**DATASET RECORDS**:
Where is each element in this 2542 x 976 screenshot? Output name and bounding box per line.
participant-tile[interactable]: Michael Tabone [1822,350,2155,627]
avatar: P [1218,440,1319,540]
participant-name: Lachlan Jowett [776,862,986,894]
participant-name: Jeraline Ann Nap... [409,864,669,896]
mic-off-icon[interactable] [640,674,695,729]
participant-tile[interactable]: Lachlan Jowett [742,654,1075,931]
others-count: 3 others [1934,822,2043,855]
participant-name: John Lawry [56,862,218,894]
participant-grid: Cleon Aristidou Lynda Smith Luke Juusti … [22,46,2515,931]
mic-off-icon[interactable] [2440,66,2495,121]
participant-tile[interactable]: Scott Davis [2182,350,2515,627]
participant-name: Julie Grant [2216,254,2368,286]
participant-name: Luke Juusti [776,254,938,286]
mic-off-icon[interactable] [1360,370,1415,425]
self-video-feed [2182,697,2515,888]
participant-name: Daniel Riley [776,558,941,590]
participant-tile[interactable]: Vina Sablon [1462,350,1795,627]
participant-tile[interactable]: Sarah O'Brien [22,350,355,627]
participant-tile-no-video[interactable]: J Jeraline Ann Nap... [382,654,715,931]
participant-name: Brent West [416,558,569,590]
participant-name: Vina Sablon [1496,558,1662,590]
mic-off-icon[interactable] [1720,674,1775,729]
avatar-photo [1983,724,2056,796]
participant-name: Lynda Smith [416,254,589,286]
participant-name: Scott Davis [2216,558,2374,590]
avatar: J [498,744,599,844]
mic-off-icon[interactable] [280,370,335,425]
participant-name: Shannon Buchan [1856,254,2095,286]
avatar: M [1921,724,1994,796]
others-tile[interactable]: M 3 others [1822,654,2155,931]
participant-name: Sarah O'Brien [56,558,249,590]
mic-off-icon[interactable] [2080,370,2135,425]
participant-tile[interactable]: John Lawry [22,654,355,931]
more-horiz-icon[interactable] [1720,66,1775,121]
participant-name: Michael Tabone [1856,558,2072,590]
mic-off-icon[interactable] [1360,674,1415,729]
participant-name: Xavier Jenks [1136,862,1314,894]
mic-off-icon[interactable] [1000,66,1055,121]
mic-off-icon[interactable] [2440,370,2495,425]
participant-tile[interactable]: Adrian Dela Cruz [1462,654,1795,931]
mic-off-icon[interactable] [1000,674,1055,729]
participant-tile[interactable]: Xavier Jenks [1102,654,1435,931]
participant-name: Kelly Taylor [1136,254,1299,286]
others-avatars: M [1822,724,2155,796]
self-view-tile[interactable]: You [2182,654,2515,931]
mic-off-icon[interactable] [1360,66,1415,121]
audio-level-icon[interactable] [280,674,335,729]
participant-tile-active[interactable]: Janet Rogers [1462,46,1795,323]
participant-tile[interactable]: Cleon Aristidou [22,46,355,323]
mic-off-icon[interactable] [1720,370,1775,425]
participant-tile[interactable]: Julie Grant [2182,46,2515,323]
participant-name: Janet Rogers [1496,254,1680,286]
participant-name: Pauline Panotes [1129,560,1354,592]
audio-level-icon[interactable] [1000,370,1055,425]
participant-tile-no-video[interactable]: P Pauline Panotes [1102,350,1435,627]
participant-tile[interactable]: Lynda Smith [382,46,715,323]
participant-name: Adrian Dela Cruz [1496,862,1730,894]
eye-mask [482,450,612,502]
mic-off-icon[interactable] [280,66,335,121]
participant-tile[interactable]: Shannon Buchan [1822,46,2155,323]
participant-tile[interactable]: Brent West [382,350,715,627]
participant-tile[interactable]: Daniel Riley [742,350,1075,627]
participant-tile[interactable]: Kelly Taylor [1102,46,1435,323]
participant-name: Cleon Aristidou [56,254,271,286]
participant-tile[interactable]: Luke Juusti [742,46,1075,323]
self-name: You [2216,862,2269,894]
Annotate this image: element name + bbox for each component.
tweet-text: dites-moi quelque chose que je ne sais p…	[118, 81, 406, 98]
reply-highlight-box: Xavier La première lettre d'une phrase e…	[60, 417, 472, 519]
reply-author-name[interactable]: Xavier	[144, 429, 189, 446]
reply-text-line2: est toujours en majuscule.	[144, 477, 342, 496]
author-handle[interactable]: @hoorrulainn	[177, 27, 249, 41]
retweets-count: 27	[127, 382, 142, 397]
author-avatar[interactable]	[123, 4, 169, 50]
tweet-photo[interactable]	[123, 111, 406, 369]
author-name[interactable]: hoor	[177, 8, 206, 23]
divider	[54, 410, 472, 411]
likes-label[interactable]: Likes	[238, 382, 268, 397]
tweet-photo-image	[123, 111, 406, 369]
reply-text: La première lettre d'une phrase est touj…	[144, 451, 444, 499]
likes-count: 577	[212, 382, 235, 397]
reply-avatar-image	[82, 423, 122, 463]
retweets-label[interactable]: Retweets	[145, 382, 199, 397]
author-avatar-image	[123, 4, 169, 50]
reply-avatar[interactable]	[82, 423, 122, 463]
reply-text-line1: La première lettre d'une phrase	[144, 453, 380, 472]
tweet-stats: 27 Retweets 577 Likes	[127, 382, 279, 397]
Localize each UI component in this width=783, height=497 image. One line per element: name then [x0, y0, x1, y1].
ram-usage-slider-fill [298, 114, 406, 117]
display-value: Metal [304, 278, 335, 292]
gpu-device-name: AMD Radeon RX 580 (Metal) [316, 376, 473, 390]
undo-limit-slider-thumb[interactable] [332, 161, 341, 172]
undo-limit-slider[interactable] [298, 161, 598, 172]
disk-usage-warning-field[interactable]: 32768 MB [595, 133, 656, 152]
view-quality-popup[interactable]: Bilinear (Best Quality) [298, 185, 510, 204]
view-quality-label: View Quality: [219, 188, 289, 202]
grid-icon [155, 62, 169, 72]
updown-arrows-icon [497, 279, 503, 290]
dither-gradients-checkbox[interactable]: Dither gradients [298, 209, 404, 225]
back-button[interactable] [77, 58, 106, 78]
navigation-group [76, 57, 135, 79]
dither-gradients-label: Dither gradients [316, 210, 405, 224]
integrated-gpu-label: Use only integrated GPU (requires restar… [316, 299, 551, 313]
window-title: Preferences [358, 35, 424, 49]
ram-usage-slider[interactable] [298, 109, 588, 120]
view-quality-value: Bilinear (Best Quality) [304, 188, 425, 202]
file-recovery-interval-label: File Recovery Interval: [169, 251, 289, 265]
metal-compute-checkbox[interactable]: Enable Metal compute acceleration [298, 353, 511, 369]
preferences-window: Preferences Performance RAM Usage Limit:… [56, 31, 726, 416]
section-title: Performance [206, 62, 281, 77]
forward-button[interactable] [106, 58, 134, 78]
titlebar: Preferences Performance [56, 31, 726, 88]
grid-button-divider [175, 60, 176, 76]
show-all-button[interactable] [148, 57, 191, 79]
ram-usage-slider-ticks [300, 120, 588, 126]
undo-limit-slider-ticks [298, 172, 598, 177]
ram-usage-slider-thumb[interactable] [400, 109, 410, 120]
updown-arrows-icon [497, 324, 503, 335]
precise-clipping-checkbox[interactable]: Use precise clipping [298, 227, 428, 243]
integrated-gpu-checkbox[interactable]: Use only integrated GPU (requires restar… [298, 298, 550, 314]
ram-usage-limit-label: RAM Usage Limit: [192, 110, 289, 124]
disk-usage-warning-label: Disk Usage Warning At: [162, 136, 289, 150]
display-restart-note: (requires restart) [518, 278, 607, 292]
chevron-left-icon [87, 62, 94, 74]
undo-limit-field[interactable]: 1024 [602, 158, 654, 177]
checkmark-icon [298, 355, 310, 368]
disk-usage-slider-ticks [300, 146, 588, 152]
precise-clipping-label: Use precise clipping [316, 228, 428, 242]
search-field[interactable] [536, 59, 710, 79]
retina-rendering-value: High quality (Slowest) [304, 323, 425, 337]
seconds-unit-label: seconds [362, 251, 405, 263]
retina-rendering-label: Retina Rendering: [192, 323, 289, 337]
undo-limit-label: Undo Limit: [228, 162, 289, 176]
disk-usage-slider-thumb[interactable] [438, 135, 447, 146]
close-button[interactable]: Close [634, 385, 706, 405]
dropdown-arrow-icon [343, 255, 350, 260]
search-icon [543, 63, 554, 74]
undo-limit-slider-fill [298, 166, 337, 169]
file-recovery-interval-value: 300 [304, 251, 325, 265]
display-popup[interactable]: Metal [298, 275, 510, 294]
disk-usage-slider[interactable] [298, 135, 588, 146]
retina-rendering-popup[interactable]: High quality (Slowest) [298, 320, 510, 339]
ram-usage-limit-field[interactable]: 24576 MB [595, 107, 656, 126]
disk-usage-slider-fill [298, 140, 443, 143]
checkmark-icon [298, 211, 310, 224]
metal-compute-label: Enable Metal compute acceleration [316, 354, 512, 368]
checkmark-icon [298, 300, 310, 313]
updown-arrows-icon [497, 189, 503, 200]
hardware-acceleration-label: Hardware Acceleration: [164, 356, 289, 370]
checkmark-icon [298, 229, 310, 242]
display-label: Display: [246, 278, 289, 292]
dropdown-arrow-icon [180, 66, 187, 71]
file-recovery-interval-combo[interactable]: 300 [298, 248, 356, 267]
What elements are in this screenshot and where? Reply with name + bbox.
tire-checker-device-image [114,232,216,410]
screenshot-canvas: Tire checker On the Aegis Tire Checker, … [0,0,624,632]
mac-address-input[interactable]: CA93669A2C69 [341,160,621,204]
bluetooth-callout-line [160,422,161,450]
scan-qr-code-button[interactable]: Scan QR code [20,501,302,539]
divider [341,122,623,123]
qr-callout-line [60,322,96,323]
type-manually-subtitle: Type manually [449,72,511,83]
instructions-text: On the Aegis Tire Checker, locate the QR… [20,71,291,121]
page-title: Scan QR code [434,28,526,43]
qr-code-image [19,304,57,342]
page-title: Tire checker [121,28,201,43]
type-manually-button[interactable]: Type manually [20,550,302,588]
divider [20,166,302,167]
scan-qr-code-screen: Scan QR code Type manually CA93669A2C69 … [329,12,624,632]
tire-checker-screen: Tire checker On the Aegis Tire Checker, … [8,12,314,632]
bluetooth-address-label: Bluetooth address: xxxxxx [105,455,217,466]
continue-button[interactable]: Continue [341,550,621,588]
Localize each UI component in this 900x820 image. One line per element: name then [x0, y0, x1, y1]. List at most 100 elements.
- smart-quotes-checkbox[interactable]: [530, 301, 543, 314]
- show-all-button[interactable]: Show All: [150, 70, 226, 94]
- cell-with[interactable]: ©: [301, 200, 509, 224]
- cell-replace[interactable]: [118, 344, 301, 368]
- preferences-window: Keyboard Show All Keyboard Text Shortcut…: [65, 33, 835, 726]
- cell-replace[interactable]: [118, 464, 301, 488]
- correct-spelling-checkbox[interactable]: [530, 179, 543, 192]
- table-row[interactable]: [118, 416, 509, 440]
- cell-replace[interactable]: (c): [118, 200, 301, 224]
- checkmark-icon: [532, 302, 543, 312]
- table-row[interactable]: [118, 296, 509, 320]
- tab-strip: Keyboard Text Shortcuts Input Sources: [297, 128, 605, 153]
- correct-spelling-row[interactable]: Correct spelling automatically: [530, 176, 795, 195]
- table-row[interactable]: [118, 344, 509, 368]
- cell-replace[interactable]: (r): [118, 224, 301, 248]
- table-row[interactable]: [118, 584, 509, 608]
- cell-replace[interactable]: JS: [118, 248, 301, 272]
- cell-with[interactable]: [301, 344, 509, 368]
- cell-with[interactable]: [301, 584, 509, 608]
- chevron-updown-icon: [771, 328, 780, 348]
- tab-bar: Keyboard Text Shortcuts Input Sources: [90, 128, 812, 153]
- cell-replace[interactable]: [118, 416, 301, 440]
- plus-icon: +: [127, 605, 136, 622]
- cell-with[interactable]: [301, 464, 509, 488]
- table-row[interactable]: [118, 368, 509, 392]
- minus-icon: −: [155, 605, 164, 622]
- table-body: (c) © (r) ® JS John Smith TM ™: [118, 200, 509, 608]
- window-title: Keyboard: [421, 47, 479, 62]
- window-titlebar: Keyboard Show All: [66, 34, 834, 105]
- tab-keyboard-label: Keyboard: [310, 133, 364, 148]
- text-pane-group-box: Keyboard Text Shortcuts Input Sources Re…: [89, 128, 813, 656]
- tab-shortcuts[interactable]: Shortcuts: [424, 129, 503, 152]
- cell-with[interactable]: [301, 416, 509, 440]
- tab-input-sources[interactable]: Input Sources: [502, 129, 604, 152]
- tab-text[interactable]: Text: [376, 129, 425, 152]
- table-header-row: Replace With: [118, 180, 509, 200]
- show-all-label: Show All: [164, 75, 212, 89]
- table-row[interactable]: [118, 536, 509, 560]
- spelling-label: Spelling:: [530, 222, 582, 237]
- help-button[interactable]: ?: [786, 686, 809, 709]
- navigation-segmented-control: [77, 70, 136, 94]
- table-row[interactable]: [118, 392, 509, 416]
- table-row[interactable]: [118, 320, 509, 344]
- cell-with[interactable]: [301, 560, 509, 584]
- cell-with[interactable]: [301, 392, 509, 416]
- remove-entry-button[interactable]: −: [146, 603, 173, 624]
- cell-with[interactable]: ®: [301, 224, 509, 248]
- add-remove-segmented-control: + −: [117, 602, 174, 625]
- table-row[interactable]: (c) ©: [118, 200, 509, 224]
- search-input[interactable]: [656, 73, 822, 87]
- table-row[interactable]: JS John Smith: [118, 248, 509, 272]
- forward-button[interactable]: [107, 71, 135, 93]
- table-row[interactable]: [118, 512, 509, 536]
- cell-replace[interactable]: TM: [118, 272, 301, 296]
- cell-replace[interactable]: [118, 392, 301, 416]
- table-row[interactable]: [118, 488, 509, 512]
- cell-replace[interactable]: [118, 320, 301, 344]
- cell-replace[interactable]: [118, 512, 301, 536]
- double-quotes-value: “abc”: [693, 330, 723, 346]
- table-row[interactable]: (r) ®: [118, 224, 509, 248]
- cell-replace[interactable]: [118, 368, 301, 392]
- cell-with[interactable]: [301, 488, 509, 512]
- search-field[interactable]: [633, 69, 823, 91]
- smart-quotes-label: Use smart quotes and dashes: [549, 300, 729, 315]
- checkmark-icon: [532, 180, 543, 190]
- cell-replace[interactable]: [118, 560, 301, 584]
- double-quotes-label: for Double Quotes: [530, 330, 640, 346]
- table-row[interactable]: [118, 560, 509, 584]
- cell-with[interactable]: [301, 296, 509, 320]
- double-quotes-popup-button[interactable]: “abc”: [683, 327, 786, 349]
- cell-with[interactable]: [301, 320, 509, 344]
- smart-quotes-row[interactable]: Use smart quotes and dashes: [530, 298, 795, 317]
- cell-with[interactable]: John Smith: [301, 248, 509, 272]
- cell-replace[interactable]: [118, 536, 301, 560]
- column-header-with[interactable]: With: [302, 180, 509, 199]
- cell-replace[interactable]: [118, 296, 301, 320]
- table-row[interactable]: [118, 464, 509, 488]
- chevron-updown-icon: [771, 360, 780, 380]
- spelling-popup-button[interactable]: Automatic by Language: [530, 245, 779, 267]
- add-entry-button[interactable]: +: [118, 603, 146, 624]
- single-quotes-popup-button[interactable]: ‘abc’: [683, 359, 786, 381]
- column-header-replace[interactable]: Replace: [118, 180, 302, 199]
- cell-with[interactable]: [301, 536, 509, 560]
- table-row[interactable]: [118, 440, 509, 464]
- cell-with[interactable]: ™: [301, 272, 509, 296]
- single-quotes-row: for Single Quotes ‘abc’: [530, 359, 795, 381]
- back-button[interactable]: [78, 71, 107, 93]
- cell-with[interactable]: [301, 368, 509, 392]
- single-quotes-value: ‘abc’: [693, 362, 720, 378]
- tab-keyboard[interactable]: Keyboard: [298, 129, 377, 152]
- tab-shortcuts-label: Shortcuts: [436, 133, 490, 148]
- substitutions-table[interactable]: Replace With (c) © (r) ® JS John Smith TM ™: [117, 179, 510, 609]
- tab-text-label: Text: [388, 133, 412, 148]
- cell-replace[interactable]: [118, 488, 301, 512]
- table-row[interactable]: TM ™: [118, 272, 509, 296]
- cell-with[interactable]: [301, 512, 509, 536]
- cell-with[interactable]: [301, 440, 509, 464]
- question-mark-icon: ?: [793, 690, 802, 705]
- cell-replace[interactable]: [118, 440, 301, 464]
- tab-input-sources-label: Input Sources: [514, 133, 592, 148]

**WRITTEN INSTRUCTION**: Rewrite the records from the first line through the line that contains "participant-name: Jeraline Ann", replacing "bounding box" with "box coordinates" and leaving everything else the same. Give back only those lines.

**EXERCISE ANSWER**:
Where is each element in this 2542 x 976 screenshot? Output name and box coordinates per line.
participant-tile[interactable]: Michael Tabone [1822,350,2155,627]
avatar: P [1218,440,1319,540]
participant-name: Lachlan Jowett [776,862,986,894]
participant-name: Jeraline Ann Nap... [409,864,669,896]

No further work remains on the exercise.